### Aim
Identify each line containing the word "page" and copy it.

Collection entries
----

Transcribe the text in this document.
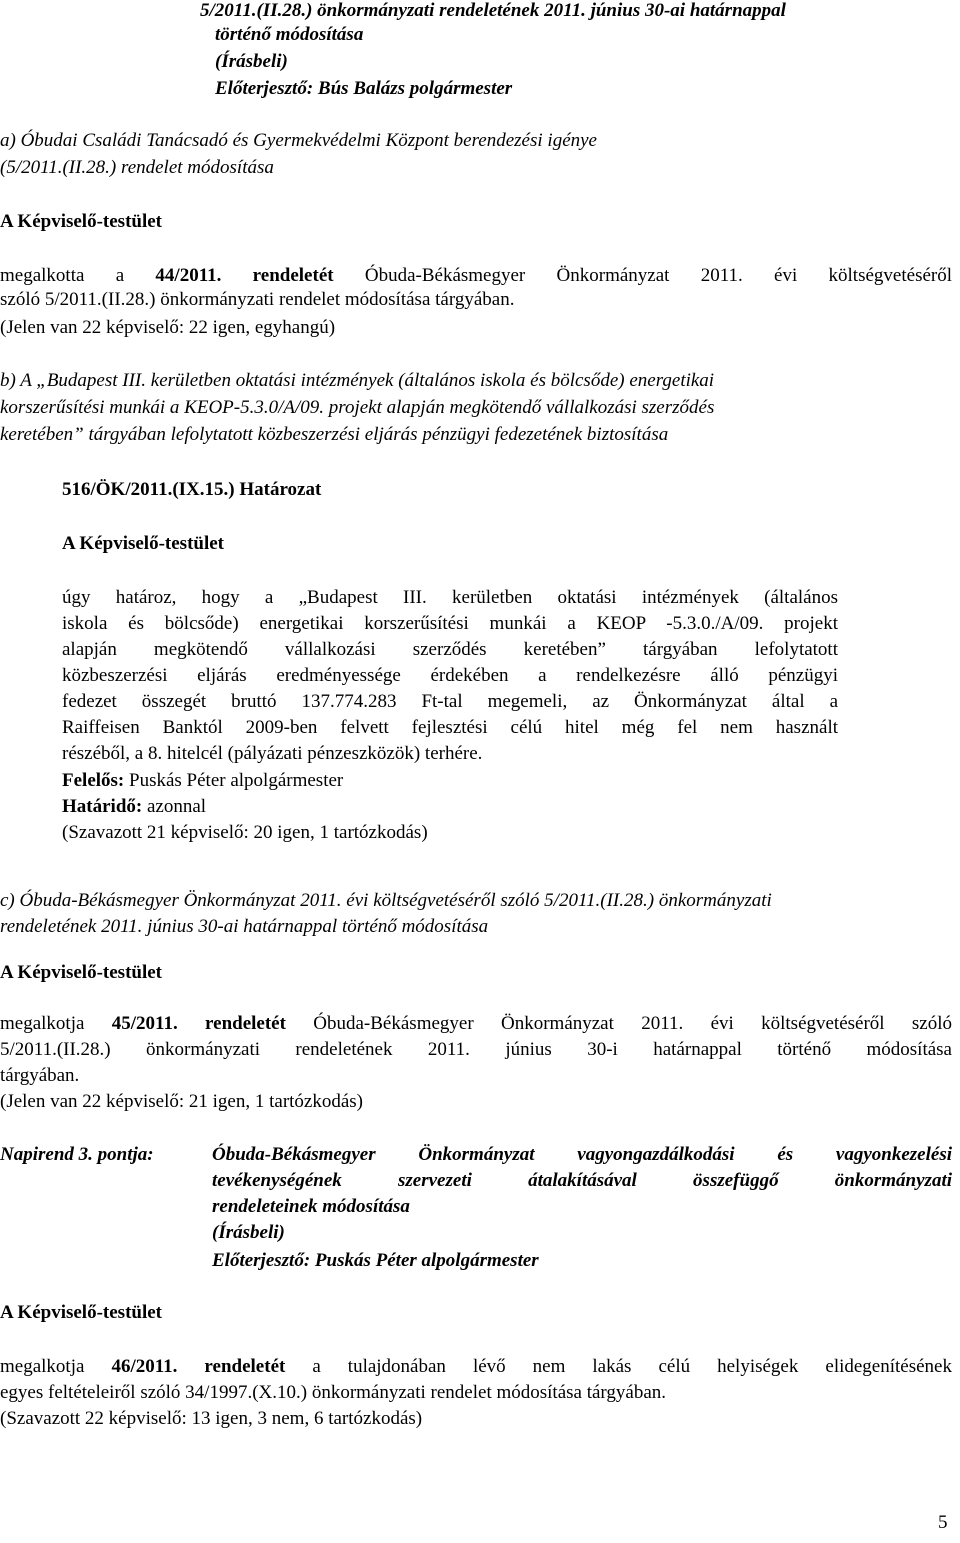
5/2011.(II.28.) önkormányzati rendeletének 2011. június 30-ai határnappal
történő módosítása
(Írásbeli)
Előterjesztő: Bús Balázs polgármester
a) Óbudai Családi Tanácsadó és Gyermekvédelmi Központ berendezési igénye
(5/2011.(II.28.) rendelet módosítása
A Képviselő-testület
megalkotta a 44/2011. rendeletét Óbuda-Békásmegyer Önkormányzat 2011. évi költségvetéséről
szóló 5/2011.(II.28.) önkormányzati rendelet módosítása tárgyában.
(Jelen van 22 képviselő: 22 igen, egyhangú)
b) A „Budapest III. kerületben oktatási intézmények (általános iskola és bölcsőde) energetikai
korszerűsítési munkái a KEOP-5.3.0/A/09. projekt alapján megkötendő vállalkozási szerződés
keretében” tárgyában lefolytatott közbeszerzési eljárás pénzügyi fedezetének biztosítása
516/ÖK/2011.(IX.15.) Határozat
A Képviselő-testület
úgy határoz, hogy a „Budapest III. kerületben oktatási intézmények (általános
iskola és bölcsőde) energetikai korszerűsítési munkái a KEOP -5.3.0./A/09. projekt
alapján megkötendő vállalkozási szerződés keretében” tárgyában lefolytatott
közbeszerzési eljárás eredményessége érdekében a rendelkezésre álló pénzügyi
fedezet összegét bruttó 137.774.283 Ft-tal megemeli, az Önkormányzat által a
Raiffeisen Banktól 2009-ben felvett fejlesztési célú hitel még fel nem használt
részéből, a 8. hitelcél (pályázati pénzeszközök) terhére.
Felelős: Puskás Péter alpolgármester
Határidő: azonnal
(Szavazott 21 képviselő: 20 igen, 1 tartózkodás)
c) Óbuda-Békásmegyer Önkormányzat 2011. évi költségvetéséről szóló 5/2011.(II.28.) önkormányzati
rendeletének 2011. június 30-ai határnappal történő módosítása
A Képviselő-testület
megalkotja 45/2011. rendeletét Óbuda-Békásmegyer Önkormányzat 2011. évi költségvetéséről szóló
5/2011.(II.28.) önkormányzati rendeletének 2011. június 30-i határnappal történő módosítása
tárgyában.
(Jelen van 22 képviselő: 21 igen, 1 tartózkodás)
Napirend 3. pontja:	Óbuda-Békásmegyer Önkormányzat vagyongazdálkodási és vagyonkezelési
tevékenységének szervezeti átalakításával összefüggő önkormányzati
rendeleteinek módosítása
(Írásbeli)
Előterjesztő: Puskás Péter alpolgármester
A Képviselő-testület
megalkotja 46/2011. rendeletét a tulajdonában lévő nem lakás célú helyiségek elidegenítésének
egyes feltételeiről szóló 34/1997.(X.10.) önkormányzati rendelet módosítása tárgyában.
(Szavazott 22 képviselő: 13 igen, 3 nem, 6 tartózkodás)
5
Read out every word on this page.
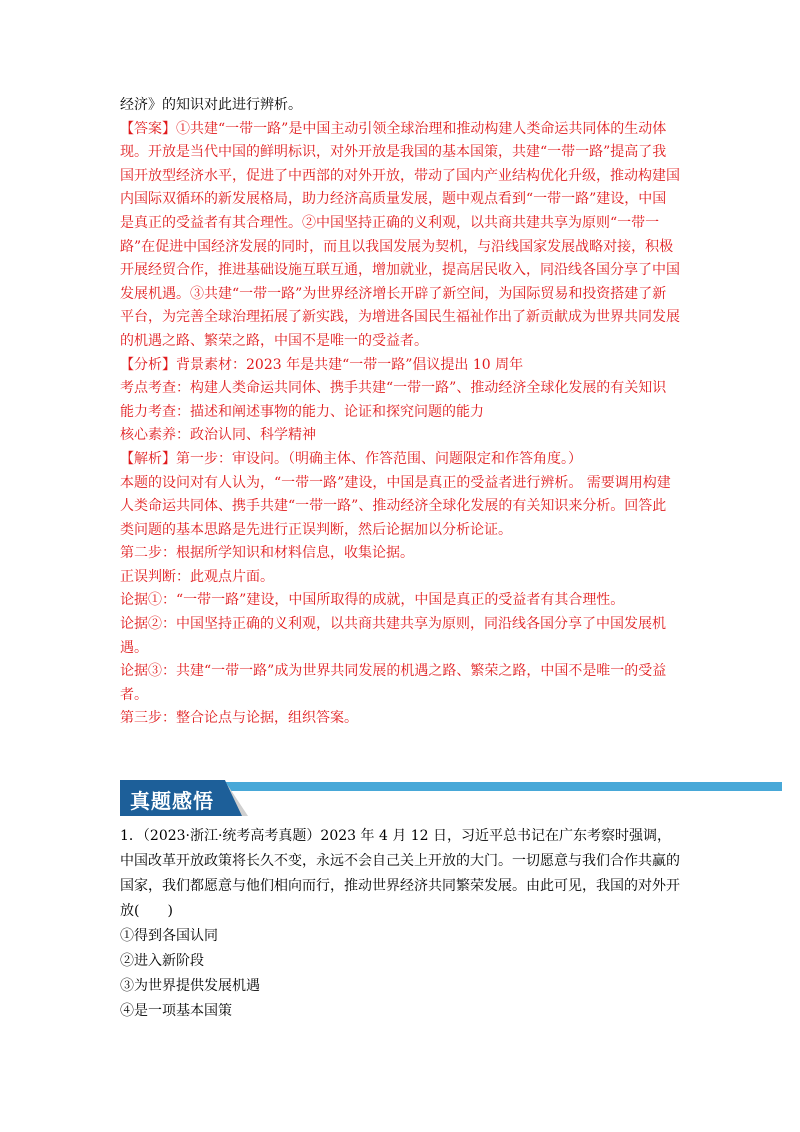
经济》的知识对此进行辨析。

【答案】①共建“一带一路”是中国主动引领全球治理和推动构建人类命运共同体的生动体现。开放是当代中国的鲜明标识，对外开放是我国的基本国策，共建“一带一路”提高了我国开放型经济水平，促进了中西部的对外开放，带动了国内产业结构优化升级，推动构建国内国际双循环的新发展格局，助力经济高质量发展，题中观点看到“一带一路”建设，中国是真正的受益者有其合理性。②中国坚持正确的义利观，以共商共建共享为原则“一带一路”在促进中国经济发展的同时，而且以我国发展为契机，与沿线国家发展战略对接，积极开展经贸合作，推进基础设施互联互通，增加就业，提高居民收入，同沿线各国分享了中国发展机遇。③共建“一带一路”为世界经济增长开辟了新空间，为国际贸易和投资搭建了新平台，为完善全球治理拓展了新实践，为增进各国民生福祉作出了新贡献成为世界共同发展的机遇之路、繁荣之路，中国不是唯一的受益者。

【分析】背景素材：2023 年是共建“一带一路”倡议提出 10 周年

考点考查：构建人类命运共同体、携手共建“一带一路”、推动经济全球化发展的有关知识

能力考查：描述和阐述事物的能力、论证和探究问题的能力

核心素养：政治认同、科学精神

【解析】第一步：审设问。（明确主体、作答范围、问题限定和作答角度。）

本题的设问对有人认为，“一带一路”建设，中国是真正的受益者进行辨析。 需要调用构建人类命运共同体、携手共建“一带一路”、推动经济全球化发展的有关知识来分析。回答此类问题的基本思路是先进行正误判断，然后论据加以分析论证。

第二步：根据所学知识和材料信息，收集论据。

正误判断：此观点片面。

论据①：“一带一路”建设，中国所取得的成就，中国是真正的受益者有其合理性。

论据②：中国坚持正确的义利观，以共商共建共享为原则，同沿线各国分享了中国发展机遇。

论据③：共建“一带一路”成为世界共同发展的机遇之路、繁荣之路，中国不是唯一的受益者。

第三步：整合论点与论据，组织答案。

真题感悟

1．（2023·浙江·统考高考真题）2023 年 4 月 12 日，习近平总书记在广东考察时强调，中国改革开放政策将长久不变，永远不会自己关上开放的大门。一切愿意与我们合作共赢的国家，我们都愿意与他们相向而行，推动世界经济共同繁荣发展。由此可见，我国的对外开放(　　)

①得到各国认同

②进入新阶段

③为世界提供发展机遇

④是一项基本国策
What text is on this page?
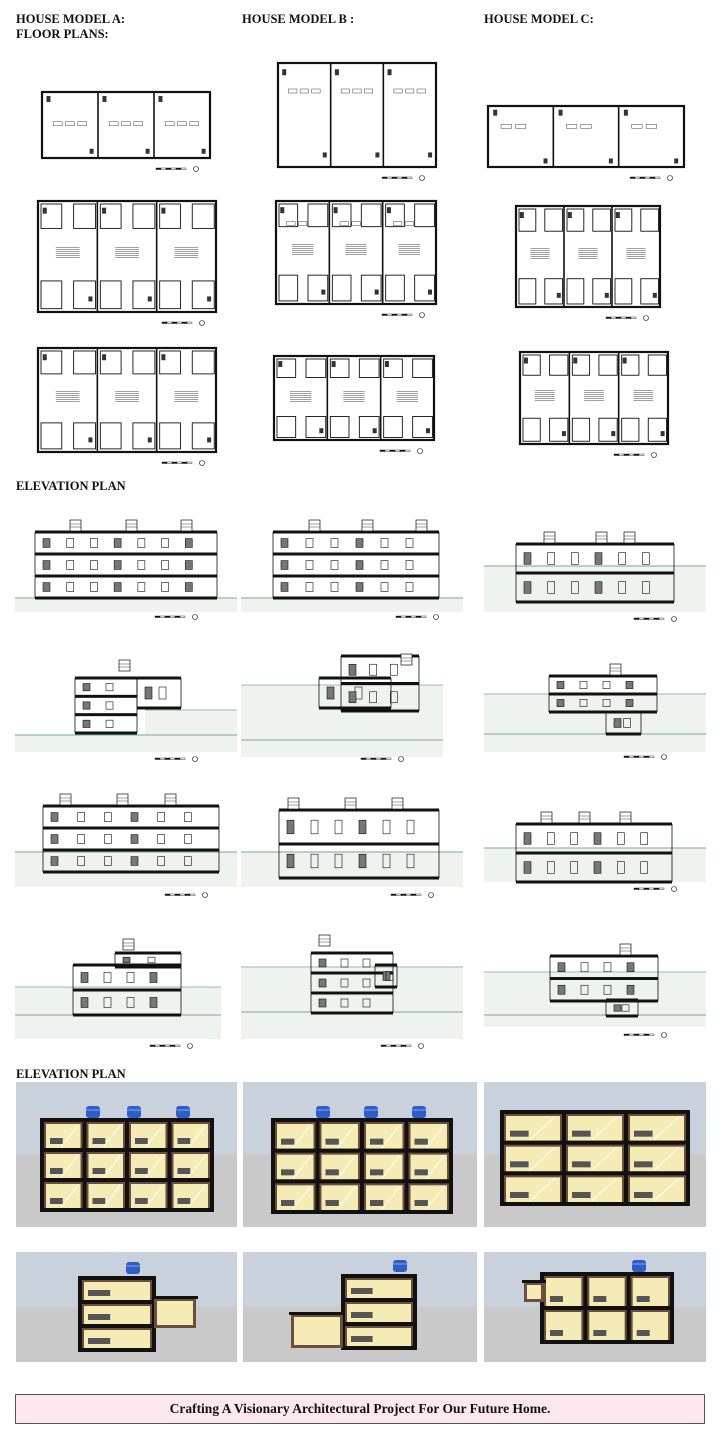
HOUSE MODEL A:
FLOOR PLANS:
HOUSE MODEL B :	HOUSE MODEL C:
ELEVATION PLAN
ELEVATION PLAN
Crafting A Visionary Architectural Project For Our Future Home.
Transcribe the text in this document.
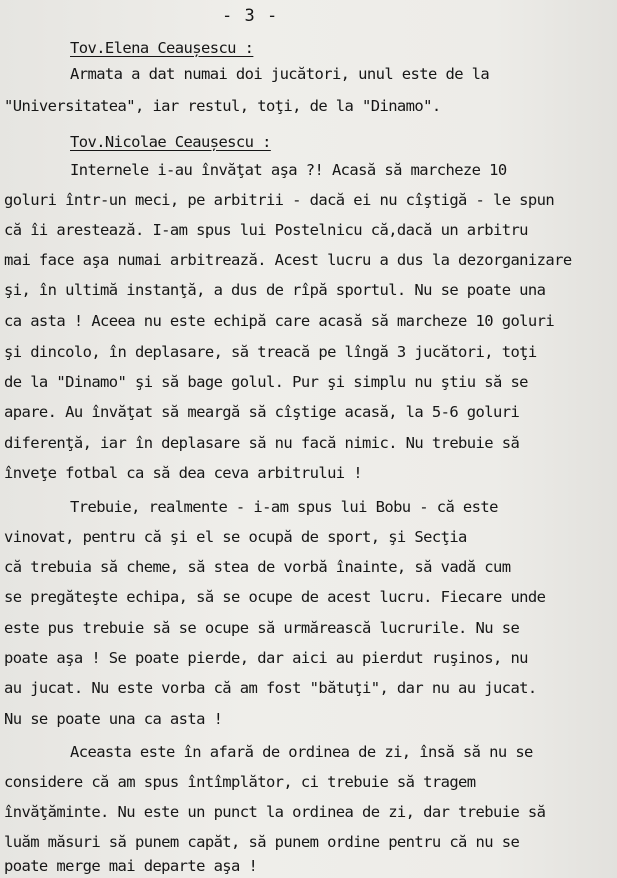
- 3 -
Tov.Elena Ceaușescu :
Armata a dat numai doi jucători, unul este de la
"Universitatea", iar restul, toţi, de la "Dinamo".
Tov.Nicolae Ceaușescu :
Internele i-au învăţat aşa ?! Acasă să marcheze 10
goluri într-un meci, pe arbitrii - dacă ei nu cîştigă - le spun
că îi arestează. I-am spus lui Postelnicu că,dacă un arbitru
mai face aşa numai arbitrează. Acest lucru a dus la dezorganizare
şi, în ultimă instanţă, a dus de rîpă sportul. Nu se poate una
ca asta ! Aceea nu este echipă care acasă să marcheze 10 goluri
şi dincolo, în deplasare, să treacă pe lîngă 3 jucători, toţi
de la "Dinamo" şi să bage golul. Pur şi simplu nu ştiu să se
apare. Au învăţat să meargă să cîştige acasă, la 5-6 goluri
diferenţă, iar în deplasare să nu facă nimic. Nu trebuie să
înveţe fotbal ca să dea ceva arbitrului !
Trebuie, realmente - i-am spus lui Bobu - că este
vinovat, pentru că şi el se ocupă de sport, şi Secţia
că trebuia să cheme, să stea de vorbă înainte, să vadă cum
se pregăteşte echipa, să se ocupe de acest lucru. Fiecare unde
este pus trebuie să se ocupe să urmărească lucrurile. Nu se
poate aşa ! Se poate pierde, dar aici au pierdut ruşinos, nu
au jucat. Nu este vorba că am fost "bătuţi", dar nu au jucat.
Nu se poate una ca asta !
Aceasta este în afară de ordinea de zi, însă să nu se
considere că am spus întîmplător, ci trebuie să tragem
învăţăminte. Nu este un punct la ordinea de zi, dar trebuie să
luăm măsuri să punem capăt, să punem ordine pentru că nu se
poate merge mai departe aşa !
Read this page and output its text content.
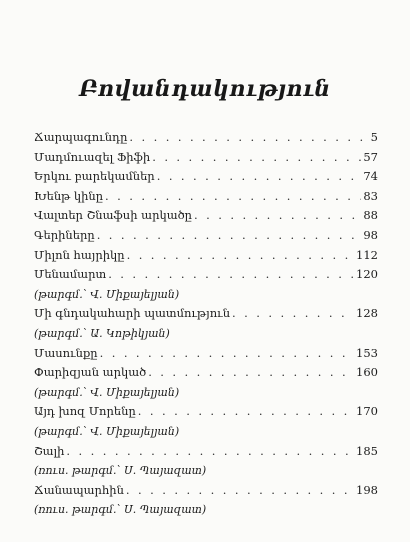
Բովանդակություն
Ճարպագունդը . . .	5
Մադմուազել Ֆիֆի . . .	57
Երկու բարեկամներ . . .	74
Խենթ կինը . . .	83
Վալտեր Շնաֆսի արկածը . . .	88
Գերիները . . .	98
Միլոն հայրիկը . . .	112
Մենամարտ . . .	120
(թարգմ.՝ Վ. Միքայելյան)
Մի գնդակահարի պատմություն . . .	128
(թարգմ.՝ Ա. Կոթիկյան)
Մասունքը . . .	153
Փարիզյան արկած . . .	160
(թարգմ.՝ Վ. Միքայելյան)
Այդ խոզ Մորենը . . .	170
(թարգմ.՝ Վ. Միքայելյան)
Շալի . . .	185
(ռուս. թարգմ.՝ Ս. Պայազատ)
Ճանապարհին . . .	198
(ռուս. թարգմ.՝ Ս. Պայազատ)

----

### Result for this task
Read out every word on this page.
What text is on this page?
Read this page and output its text content.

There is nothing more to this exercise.